▶ Data for this task
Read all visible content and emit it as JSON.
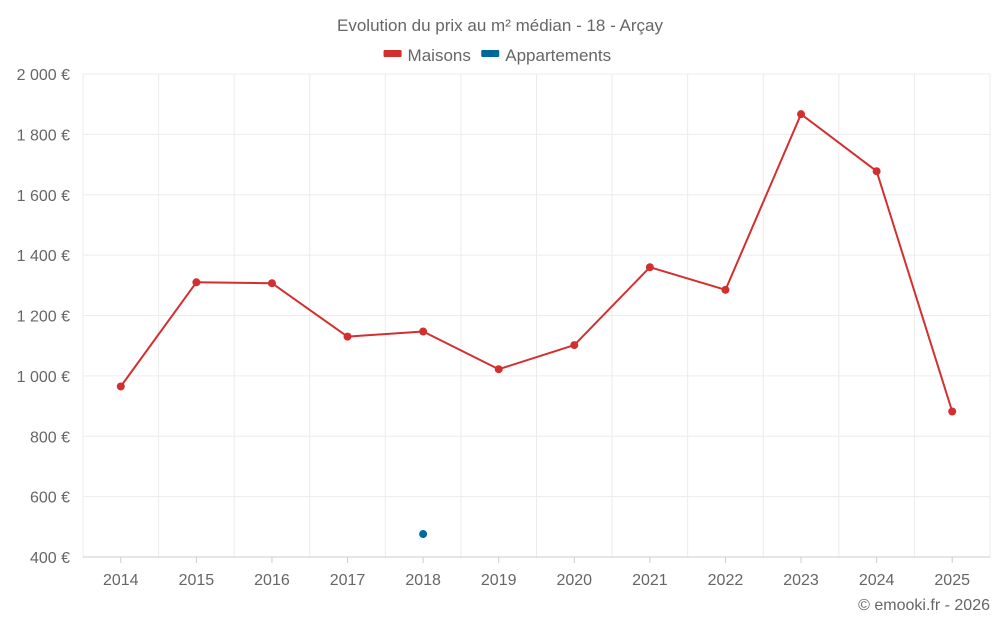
{
  "chart_data": {
    "type": "line",
    "title": "Evolution du prix au m² médian - 18 - Arçay",
    "categories": [
      "2014",
      "2015",
      "2016",
      "2017",
      "2018",
      "2019",
      "2020",
      "2021",
      "2022",
      "2023",
      "2024",
      "2025"
    ],
    "series": [
      {
        "name": "Maisons",
        "color": "#d32f2f",
        "values": [
          965,
          1310,
          1307,
          1130,
          1147,
          1022,
          1102,
          1360,
          1285,
          1867,
          1678,
          882
        ]
      },
      {
        "name": "Appartements",
        "color": "#01689b",
        "values": [
          null,
          null,
          null,
          null,
          476,
          null,
          null,
          null,
          null,
          null,
          null,
          null
        ]
      }
    ],
    "ylim": [
      400,
      2000
    ],
    "yticks": [
      400,
      600,
      800,
      1000,
      1200,
      1400,
      1600,
      1800,
      2000
    ],
    "ytick_labels": [
      "400 €",
      "600 €",
      "800 €",
      "1 000 €",
      "1 200 €",
      "1 400 €",
      "1 600 €",
      "1 800 €",
      "2 000 €"
    ],
    "grid": true,
    "legend_position": "top-center",
    "xlabel": "",
    "ylabel": ""
  },
  "credit": "© emooki.fr - 2026",
  "colors": {
    "text": "#666666",
    "grid": "#ececec",
    "axis": "#cccccc"
  }
}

▶ Your instructions
Transcribe the full listing above exactly, with the images removed.

▶ Exercise output
Read all visible content and emit it as JSON.
{
  "chart_data": {
    "type": "line",
    "title": "Evolution du prix au m² médian - 18 - Arçay",
    "categories": [
      "2014",
      "2015",
      "2016",
      "2017",
      "2018",
      "2019",
      "2020",
      "2021",
      "2022",
      "2023",
      "2024",
      "2025"
    ],
    "series": [
      {
        "name": "Maisons",
        "color": "#d32f2f",
        "values": [
          965,
          1310,
          1307,
          1130,
          1147,
          1022,
          1102,
          1360,
          1285,
          1867,
          1678,
          882
        ]
      },
      {
        "name": "Appartements",
        "color": "#01689b",
        "values": [
          null,
          null,
          null,
          null,
          476,
          null,
          null,
          null,
          null,
          null,
          null,
          null
        ]
      }
    ],
    "ylim": [
      400,
      2000
    ],
    "yticks": [
      400,
      600,
      800,
      1000,
      1200,
      1400,
      1600,
      1800,
      2000
    ],
    "ytick_labels": [
      "400 €",
      "600 €",
      "800 €",
      "1 000 €",
      "1 200 €",
      "1 400 €",
      "1 600 €",
      "1 800 €",
      "2 000 €"
    ],
    "grid": true,
    "legend_position": "top-center",
    "xlabel": "",
    "ylabel": ""
  },
  "credit": "© emooki.fr - 2026",
  "colors": {
    "text": "#666666",
    "grid": "#ececec",
    "axis": "#cccccc"
  }
}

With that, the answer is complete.